Wherever the string "offset" appears in the listing, copy that line.

* START *

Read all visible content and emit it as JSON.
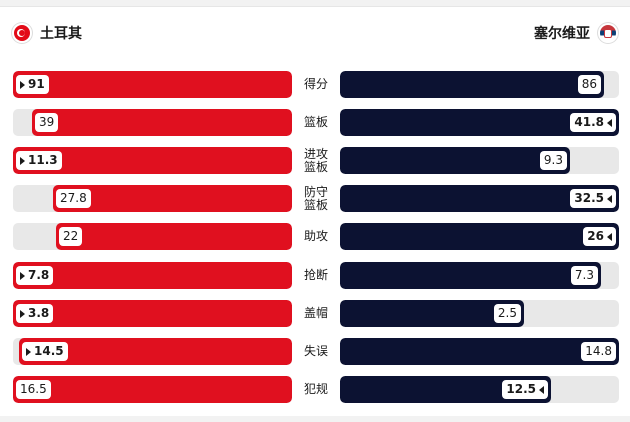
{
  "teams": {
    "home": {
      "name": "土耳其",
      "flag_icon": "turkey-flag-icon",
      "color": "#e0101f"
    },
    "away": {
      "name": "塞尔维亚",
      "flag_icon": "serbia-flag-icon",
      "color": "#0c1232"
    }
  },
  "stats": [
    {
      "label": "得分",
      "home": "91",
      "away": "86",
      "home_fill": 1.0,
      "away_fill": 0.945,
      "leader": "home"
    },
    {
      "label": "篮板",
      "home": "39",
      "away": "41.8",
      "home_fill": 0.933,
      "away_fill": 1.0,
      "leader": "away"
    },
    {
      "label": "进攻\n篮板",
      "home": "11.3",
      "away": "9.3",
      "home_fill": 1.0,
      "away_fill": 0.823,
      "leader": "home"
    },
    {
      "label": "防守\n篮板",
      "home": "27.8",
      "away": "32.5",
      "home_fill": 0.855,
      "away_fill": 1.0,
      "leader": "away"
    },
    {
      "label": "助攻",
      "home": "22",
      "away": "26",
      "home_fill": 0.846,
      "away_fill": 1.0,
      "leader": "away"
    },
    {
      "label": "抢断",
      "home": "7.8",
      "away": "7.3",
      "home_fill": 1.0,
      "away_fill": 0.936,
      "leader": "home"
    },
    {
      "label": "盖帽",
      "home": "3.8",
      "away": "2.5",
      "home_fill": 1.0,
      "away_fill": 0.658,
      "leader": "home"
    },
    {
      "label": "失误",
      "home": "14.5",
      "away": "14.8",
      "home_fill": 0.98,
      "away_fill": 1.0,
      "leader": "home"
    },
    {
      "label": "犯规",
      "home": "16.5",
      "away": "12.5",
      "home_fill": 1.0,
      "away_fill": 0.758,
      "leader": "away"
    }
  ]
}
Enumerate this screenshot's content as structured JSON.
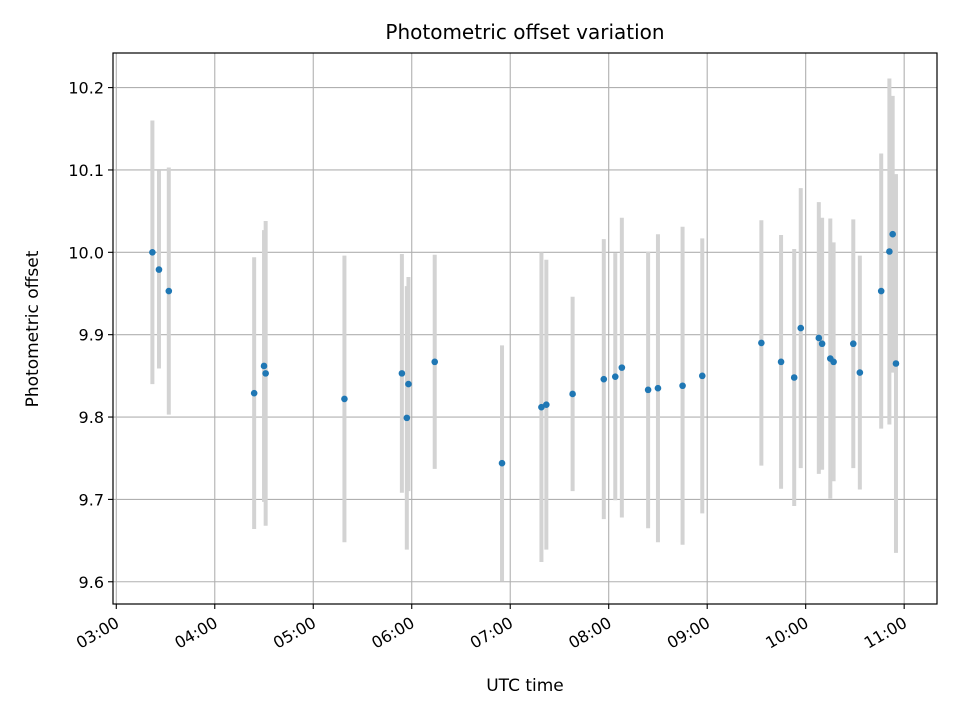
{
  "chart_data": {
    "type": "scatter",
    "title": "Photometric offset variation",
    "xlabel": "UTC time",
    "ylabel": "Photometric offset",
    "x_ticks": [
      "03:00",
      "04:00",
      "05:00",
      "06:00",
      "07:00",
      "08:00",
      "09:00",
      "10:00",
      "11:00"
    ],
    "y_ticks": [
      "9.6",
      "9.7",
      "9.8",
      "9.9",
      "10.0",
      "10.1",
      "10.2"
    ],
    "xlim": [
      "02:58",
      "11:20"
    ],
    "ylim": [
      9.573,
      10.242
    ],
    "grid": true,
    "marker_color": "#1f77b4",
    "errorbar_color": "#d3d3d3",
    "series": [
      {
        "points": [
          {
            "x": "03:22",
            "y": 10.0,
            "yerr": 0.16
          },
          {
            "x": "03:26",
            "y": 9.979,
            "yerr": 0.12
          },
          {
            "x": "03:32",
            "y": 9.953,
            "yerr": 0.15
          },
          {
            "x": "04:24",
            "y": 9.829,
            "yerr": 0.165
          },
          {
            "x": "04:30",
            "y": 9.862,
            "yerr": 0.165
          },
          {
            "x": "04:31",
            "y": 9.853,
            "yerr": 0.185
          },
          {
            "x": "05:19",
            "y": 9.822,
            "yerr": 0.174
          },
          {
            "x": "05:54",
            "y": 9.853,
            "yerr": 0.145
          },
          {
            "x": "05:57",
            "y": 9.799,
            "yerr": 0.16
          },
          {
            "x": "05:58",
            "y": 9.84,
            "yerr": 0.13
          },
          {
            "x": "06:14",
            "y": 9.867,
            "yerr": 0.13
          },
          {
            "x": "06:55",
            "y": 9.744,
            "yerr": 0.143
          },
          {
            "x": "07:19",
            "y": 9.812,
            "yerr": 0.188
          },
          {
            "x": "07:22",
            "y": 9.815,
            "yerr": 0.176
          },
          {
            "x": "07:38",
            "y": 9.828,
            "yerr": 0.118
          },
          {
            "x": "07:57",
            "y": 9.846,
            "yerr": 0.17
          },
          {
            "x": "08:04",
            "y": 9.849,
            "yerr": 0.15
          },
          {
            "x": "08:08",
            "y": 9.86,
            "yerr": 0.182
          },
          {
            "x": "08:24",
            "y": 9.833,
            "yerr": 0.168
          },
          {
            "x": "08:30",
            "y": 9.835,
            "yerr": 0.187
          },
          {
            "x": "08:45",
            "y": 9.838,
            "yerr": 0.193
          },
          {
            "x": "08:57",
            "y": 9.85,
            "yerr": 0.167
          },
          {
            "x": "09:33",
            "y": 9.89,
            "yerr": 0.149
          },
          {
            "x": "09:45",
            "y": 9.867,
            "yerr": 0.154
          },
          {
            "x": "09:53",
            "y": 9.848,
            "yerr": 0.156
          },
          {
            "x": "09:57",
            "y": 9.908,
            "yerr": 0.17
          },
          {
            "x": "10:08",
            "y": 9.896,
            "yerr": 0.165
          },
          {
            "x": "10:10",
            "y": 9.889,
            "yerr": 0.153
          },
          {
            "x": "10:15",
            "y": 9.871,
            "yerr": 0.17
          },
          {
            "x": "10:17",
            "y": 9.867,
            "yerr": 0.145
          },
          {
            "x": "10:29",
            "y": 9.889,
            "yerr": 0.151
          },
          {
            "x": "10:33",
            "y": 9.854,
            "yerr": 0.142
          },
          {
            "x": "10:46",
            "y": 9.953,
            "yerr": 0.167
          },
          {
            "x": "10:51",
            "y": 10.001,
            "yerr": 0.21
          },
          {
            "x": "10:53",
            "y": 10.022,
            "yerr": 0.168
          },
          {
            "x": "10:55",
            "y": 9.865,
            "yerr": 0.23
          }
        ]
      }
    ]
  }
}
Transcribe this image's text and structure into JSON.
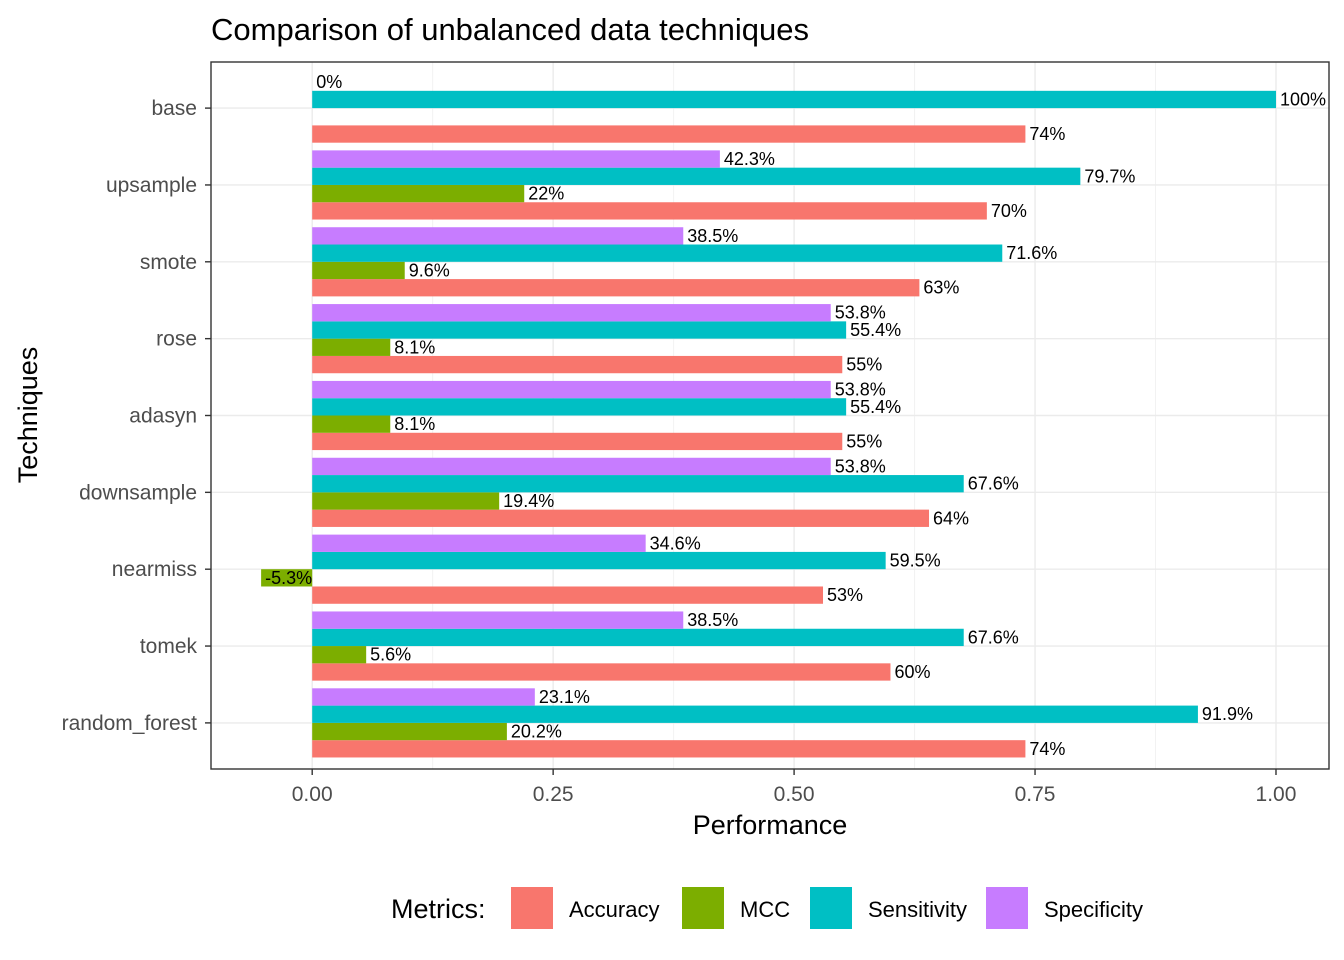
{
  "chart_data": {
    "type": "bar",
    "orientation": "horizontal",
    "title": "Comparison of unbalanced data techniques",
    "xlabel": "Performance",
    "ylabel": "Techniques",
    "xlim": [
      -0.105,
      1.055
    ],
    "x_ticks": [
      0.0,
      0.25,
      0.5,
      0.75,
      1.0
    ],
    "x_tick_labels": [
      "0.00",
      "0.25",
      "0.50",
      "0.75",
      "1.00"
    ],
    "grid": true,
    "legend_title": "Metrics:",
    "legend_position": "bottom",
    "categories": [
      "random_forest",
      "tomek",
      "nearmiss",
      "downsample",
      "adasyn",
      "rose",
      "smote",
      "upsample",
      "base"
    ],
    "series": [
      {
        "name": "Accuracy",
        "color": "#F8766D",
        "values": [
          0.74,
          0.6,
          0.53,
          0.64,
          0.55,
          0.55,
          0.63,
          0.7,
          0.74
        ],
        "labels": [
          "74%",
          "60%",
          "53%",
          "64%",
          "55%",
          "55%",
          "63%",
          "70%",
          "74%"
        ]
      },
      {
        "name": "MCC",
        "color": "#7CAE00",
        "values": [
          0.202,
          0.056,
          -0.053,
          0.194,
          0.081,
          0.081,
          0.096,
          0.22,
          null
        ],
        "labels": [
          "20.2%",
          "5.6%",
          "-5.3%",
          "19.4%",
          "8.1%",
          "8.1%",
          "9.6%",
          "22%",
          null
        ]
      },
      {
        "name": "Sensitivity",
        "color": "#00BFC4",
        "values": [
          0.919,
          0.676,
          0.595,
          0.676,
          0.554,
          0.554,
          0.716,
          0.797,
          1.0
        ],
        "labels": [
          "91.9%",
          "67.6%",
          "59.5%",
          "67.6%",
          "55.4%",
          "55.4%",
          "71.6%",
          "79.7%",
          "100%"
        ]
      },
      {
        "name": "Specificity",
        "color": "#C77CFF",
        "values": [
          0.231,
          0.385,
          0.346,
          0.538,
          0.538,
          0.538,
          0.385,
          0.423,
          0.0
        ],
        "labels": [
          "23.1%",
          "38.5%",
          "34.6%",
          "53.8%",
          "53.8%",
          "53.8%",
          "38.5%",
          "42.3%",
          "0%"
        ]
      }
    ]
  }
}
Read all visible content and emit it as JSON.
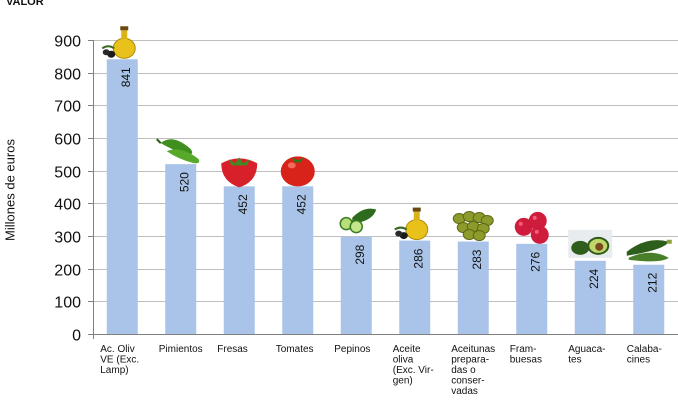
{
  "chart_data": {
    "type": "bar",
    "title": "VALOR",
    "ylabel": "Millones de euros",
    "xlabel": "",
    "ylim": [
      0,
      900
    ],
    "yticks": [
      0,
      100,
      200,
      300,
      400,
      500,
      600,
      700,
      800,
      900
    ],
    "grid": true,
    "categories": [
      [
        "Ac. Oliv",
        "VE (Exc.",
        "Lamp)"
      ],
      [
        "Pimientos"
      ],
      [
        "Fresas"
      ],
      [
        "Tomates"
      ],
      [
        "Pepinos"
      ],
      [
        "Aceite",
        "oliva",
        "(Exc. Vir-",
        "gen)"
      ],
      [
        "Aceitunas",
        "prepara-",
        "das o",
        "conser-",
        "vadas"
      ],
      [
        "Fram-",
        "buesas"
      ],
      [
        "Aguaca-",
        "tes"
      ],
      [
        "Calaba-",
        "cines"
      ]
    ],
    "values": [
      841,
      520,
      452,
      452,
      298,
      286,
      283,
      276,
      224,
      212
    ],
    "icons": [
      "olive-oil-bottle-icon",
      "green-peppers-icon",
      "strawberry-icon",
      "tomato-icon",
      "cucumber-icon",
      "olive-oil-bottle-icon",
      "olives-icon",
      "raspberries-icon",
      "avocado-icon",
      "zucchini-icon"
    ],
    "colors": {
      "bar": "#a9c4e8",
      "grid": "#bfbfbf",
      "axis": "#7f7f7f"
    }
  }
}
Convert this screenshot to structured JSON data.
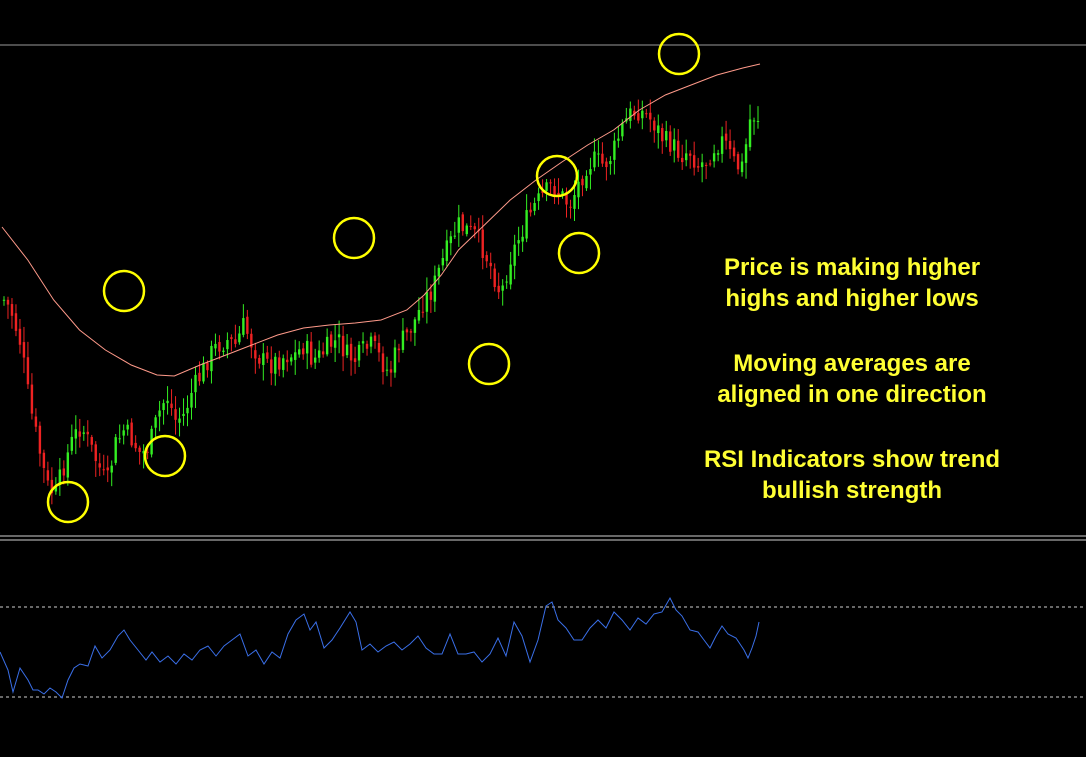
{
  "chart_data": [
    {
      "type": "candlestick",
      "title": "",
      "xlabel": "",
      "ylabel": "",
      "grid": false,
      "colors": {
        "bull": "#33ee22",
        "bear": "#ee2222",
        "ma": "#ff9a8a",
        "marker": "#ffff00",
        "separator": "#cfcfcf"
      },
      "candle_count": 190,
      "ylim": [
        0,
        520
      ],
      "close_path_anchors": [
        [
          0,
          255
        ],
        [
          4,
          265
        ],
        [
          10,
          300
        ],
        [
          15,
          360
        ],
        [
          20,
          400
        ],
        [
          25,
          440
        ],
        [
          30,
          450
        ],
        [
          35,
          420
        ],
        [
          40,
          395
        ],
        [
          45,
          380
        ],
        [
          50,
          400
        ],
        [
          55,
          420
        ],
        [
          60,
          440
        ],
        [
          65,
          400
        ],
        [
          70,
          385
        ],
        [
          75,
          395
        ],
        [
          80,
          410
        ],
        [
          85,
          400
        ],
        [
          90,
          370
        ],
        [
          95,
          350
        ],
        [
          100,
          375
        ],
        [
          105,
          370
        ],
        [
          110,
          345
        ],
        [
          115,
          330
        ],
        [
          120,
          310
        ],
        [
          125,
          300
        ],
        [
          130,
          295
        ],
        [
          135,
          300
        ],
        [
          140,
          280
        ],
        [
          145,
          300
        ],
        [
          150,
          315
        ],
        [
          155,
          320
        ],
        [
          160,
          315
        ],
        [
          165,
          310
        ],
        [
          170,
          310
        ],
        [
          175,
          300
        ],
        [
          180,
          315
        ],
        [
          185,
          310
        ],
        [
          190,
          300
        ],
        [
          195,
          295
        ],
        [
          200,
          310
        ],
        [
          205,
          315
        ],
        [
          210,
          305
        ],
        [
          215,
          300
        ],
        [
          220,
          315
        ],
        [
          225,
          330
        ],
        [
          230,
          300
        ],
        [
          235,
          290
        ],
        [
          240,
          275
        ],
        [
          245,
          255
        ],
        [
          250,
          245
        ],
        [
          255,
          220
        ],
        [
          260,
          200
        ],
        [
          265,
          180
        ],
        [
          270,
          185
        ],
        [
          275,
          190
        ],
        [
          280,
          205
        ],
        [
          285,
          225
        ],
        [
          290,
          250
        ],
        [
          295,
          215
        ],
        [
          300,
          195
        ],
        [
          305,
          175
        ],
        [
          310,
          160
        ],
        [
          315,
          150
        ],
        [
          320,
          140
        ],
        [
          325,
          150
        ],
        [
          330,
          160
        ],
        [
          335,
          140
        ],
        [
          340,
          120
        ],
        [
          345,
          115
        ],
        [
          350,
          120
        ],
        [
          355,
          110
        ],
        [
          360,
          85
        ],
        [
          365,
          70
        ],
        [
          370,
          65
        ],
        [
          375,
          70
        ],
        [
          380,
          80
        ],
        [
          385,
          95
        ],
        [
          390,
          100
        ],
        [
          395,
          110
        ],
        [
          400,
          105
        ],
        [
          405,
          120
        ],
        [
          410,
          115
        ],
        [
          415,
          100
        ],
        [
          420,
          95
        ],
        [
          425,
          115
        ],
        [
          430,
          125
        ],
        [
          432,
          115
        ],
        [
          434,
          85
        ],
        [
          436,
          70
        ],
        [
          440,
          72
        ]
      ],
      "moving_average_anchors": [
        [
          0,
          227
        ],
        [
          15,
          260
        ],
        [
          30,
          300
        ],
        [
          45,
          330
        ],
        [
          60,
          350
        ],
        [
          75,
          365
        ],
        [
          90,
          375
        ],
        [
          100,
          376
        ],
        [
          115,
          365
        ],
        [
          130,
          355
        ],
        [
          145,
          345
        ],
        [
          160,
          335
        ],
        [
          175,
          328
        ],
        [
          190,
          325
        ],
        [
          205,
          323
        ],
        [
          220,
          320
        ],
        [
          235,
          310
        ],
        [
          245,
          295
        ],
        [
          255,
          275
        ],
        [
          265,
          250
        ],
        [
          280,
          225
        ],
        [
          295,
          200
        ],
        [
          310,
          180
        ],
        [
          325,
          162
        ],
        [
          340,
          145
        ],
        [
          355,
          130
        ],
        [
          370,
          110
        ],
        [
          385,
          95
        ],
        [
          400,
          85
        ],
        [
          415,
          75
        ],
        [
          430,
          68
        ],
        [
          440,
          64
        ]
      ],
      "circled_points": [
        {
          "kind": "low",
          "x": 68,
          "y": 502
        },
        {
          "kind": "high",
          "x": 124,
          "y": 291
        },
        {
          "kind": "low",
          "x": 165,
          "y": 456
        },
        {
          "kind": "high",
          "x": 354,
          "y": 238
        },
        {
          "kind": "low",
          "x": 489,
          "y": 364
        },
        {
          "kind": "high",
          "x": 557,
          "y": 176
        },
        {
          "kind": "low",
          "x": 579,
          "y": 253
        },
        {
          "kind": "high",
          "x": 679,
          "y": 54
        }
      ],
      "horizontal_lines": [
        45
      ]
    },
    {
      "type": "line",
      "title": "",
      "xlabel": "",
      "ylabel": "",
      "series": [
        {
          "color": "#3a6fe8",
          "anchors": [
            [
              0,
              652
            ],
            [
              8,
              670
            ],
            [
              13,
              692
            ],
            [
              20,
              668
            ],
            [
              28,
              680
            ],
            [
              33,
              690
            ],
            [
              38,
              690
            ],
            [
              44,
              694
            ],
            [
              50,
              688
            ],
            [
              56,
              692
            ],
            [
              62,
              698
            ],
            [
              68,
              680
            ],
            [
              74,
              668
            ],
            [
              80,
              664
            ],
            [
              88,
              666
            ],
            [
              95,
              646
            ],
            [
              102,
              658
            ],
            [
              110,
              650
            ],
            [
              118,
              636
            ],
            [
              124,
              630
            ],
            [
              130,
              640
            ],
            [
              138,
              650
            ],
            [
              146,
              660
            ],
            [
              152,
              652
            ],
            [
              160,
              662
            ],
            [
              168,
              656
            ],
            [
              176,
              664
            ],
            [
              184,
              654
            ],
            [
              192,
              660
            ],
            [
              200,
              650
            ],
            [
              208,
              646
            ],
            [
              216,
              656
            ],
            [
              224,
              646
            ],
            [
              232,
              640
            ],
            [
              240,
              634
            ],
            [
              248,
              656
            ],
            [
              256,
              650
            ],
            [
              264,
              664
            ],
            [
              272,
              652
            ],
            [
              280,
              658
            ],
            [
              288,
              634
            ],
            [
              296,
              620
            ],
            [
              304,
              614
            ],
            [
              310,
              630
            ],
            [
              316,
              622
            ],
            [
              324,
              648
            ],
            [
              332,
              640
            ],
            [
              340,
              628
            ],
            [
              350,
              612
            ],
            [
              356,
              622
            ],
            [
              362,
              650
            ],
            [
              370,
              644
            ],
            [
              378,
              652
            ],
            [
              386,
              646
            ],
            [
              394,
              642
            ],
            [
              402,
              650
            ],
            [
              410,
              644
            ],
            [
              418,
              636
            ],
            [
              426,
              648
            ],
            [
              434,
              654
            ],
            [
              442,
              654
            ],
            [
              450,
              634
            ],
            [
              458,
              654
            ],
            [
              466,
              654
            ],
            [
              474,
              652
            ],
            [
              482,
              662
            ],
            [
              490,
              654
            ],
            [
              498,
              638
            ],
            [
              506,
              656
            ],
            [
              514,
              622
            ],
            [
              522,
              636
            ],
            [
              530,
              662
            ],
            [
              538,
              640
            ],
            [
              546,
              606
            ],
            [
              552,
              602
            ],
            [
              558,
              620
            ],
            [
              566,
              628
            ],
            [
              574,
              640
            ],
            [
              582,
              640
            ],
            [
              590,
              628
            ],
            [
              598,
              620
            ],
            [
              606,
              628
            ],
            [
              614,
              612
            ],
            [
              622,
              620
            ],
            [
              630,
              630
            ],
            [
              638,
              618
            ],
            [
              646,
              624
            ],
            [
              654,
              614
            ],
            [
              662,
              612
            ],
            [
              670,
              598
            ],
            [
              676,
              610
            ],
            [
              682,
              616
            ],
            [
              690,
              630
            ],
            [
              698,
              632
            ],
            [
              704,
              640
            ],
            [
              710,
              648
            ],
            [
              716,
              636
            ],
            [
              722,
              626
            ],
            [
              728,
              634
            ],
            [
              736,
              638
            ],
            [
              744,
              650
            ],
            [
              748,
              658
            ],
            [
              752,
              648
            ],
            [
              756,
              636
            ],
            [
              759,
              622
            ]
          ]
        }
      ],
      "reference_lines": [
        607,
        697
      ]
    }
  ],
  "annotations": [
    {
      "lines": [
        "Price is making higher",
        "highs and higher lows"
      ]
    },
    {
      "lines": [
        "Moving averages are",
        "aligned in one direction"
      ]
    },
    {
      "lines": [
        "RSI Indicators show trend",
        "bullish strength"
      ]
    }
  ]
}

* END *

◆ **Output of the exercise**:
    "title": "Photometric offset variation",
    "ylabel": "Photometric offset",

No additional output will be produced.